:: TASK INPUTS ::

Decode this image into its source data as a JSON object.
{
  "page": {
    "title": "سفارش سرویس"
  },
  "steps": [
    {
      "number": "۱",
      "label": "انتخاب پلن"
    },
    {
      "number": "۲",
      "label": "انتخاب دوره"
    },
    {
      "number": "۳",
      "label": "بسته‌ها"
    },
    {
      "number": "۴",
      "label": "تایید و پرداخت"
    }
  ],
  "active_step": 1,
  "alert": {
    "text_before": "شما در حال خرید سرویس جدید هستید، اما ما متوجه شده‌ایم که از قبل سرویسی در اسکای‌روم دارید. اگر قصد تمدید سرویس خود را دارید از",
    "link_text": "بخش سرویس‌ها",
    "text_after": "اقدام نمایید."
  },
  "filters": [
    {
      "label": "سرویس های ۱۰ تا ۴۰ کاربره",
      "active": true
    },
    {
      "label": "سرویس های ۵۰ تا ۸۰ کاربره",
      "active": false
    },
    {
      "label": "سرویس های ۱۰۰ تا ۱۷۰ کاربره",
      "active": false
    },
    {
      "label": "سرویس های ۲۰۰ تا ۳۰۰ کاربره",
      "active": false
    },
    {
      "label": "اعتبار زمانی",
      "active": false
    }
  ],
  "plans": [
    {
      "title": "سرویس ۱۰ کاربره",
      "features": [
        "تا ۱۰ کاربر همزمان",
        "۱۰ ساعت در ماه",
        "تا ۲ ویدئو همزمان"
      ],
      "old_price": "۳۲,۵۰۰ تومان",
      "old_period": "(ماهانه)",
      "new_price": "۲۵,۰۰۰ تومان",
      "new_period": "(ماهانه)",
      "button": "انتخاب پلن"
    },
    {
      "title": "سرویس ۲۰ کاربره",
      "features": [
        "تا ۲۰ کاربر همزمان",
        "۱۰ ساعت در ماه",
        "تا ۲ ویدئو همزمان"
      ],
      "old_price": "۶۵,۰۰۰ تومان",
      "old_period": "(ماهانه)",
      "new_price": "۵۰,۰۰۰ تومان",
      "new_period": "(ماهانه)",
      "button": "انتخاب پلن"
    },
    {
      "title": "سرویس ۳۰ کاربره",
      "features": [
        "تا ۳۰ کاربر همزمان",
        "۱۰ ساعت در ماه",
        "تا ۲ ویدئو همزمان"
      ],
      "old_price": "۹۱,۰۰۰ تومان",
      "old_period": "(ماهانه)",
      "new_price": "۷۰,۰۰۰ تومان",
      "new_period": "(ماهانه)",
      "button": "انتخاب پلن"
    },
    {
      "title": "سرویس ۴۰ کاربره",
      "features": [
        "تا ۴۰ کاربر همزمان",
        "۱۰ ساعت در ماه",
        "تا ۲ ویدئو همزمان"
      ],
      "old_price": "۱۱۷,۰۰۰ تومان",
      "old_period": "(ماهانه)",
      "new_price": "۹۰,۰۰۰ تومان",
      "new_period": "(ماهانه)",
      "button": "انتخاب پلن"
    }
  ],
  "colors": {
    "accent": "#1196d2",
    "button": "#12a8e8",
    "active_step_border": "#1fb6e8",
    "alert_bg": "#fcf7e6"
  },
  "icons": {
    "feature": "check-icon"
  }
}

:::

▶ EXERCISE TASK:
Generate an exact reproduction of all entries.

▶ EXERCISE OUTPUT:
Decode this image into its source data as a JSON object.
{
  "page": {
    "title": "سفارش سرویس"
  },
  "steps": [
    {
      "number": "۱",
      "label": "انتخاب پلن"
    },
    {
      "number": "۲",
      "label": "انتخاب دوره"
    },
    {
      "number": "۳",
      "label": "بسته‌ها"
    },
    {
      "number": "۴",
      "label": "تایید و پرداخت"
    }
  ],
  "active_step": 1,
  "alert": {
    "text_before": "شما در حال خرید سرویس جدید هستید، اما ما متوجه شده‌ایم که از قبل سرویسی در اسکای‌روم دارید. اگر قصد تمدید سرویس خود را دارید از",
    "link_text": "بخش سرویس‌ها",
    "text_after": "اقدام نمایید."
  },
  "filters": [
    {
      "label": "سرویس های ۱۰ تا ۴۰ کاربره",
      "active": true
    },
    {
      "label": "سرویس های ۵۰ تا ۸۰ کاربره",
      "active": false
    },
    {
      "label": "سرویس های ۱۰۰ تا ۱۷۰ کاربره",
      "active": false
    },
    {
      "label": "سرویس های ۲۰۰ تا ۳۰۰ کاربره",
      "active": false
    },
    {
      "label": "اعتبار زمانی",
      "active": false
    }
  ],
  "plans": [
    {
      "title": "سرویس ۱۰ کاربره",
      "features": [
        "تا ۱۰ کاربر همزمان",
        "۱۰ ساعت در ماه",
        "تا ۲ ویدئو همزمان"
      ],
      "old_price": "۳۲,۵۰۰ تومان",
      "old_period": "(ماهانه)",
      "new_price": "۲۵,۰۰۰ تومان",
      "new_period": "(ماهانه)",
      "button": "انتخاب پلن"
    },
    {
      "title": "سرویس ۲۰ کاربره",
      "features": [
        "تا ۲۰ کاربر همزمان",
        "۱۰ ساعت در ماه",
        "تا ۲ ویدئو همزمان"
      ],
      "old_price": "۶۵,۰۰۰ تومان",
      "old_period": "(ماهانه)",
      "new_price": "۵۰,۰۰۰ تومان",
      "new_period": "(ماهانه)",
      "button": "انتخاب پلن"
    },
    {
      "title": "سرویس ۳۰ کاربره",
      "features": [
        "تا ۳۰ کاربر همزمان",
        "۱۰ ساعت در ماه",
        "تا ۲ ویدئو همزمان"
      ],
      "old_price": "۹۱,۰۰۰ تومان",
      "old_period": "(ماهانه)",
      "new_price": "۷۰,۰۰۰ تومان",
      "new_period": "(ماهانه)",
      "button": "انتخاب پلن"
    },
    {
      "title": "سرویس ۴۰ کاربره",
      "features": [
        "تا ۴۰ کاربر همزمان",
        "۱۰ ساعت در ماه",
        "تا ۲ ویدئو همزمان"
      ],
      "old_price": "۱۱۷,۰۰۰ تومان",
      "old_period": "(ماهانه)",
      "new_price": "۹۰,۰۰۰ تومان",
      "new_period": "(ماهانه)",
      "button": "انتخاب پلن"
    }
  ],
  "colors": {
    "accent": "#1196d2",
    "button": "#12a8e8",
    "active_step_border": "#1fb6e8",
    "alert_bg": "#fcf7e6"
  },
  "icons": {
    "feature": "check-icon"
  }
}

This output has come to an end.